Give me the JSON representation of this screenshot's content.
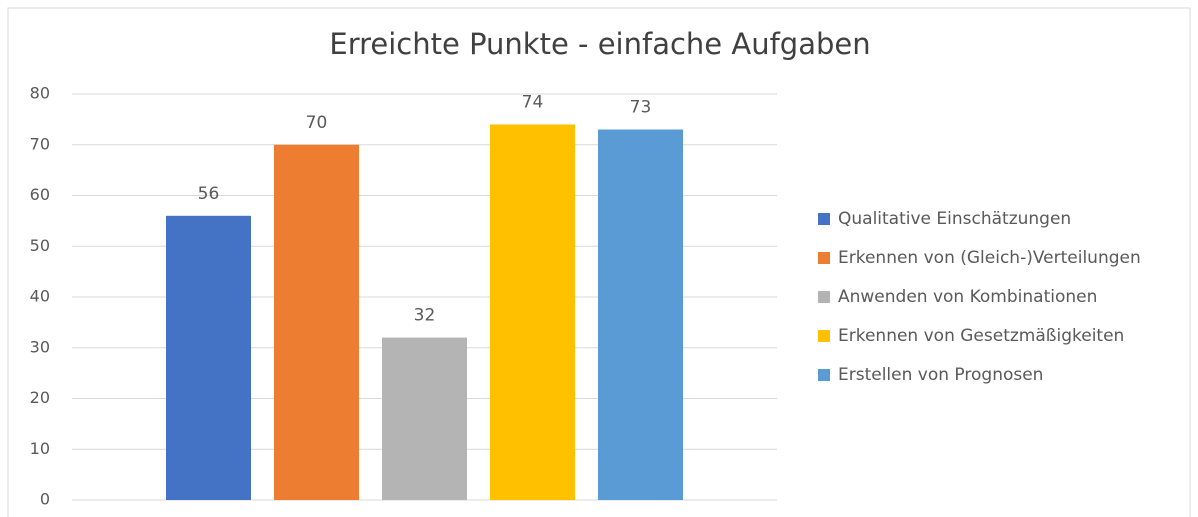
{
  "chart_data": {
    "type": "bar",
    "title": "Erreichte Punkte - einfache Aufgaben",
    "series": [
      {
        "name": "Qualitative Einschätzungen",
        "color": "#4472c4",
        "values": [
          56
        ]
      },
      {
        "name": "Erkennen von (Gleich-)Verteilungen",
        "color": "#ed7d31",
        "values": [
          70
        ]
      },
      {
        "name": "Anwenden von Kombinationen",
        "color": "#b4b4b4",
        "values": [
          32
        ]
      },
      {
        "name": "Erkennen von Gesetzmäßigkeiten",
        "color": "#ffc000",
        "values": [
          74
        ]
      },
      {
        "name": "Erstellen von Prognosen",
        "color": "#5b9bd5",
        "values": [
          73
        ]
      }
    ],
    "ylim": [
      0,
      80
    ],
    "yticks": [
      0,
      10,
      20,
      30,
      40,
      50,
      60,
      70,
      80
    ],
    "grid": true,
    "legend": "right"
  }
}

Goal of the exercise
Write the full listing out again with every line unchanged, but include no pictures.

Output below
Give me the JSON representation of this screenshot's content.
{
  "chart_data": {
    "type": "bar",
    "title": "Erreichte Punkte - einfache Aufgaben",
    "series": [
      {
        "name": "Qualitative Einschätzungen",
        "color": "#4472c4",
        "values": [
          56
        ]
      },
      {
        "name": "Erkennen von (Gleich-)Verteilungen",
        "color": "#ed7d31",
        "values": [
          70
        ]
      },
      {
        "name": "Anwenden von Kombinationen",
        "color": "#b4b4b4",
        "values": [
          32
        ]
      },
      {
        "name": "Erkennen von Gesetzmäßigkeiten",
        "color": "#ffc000",
        "values": [
          74
        ]
      },
      {
        "name": "Erstellen von Prognosen",
        "color": "#5b9bd5",
        "values": [
          73
        ]
      }
    ],
    "ylim": [
      0,
      80
    ],
    "yticks": [
      0,
      10,
      20,
      30,
      40,
      50,
      60,
      70,
      80
    ],
    "grid": true,
    "legend": "right"
  }
}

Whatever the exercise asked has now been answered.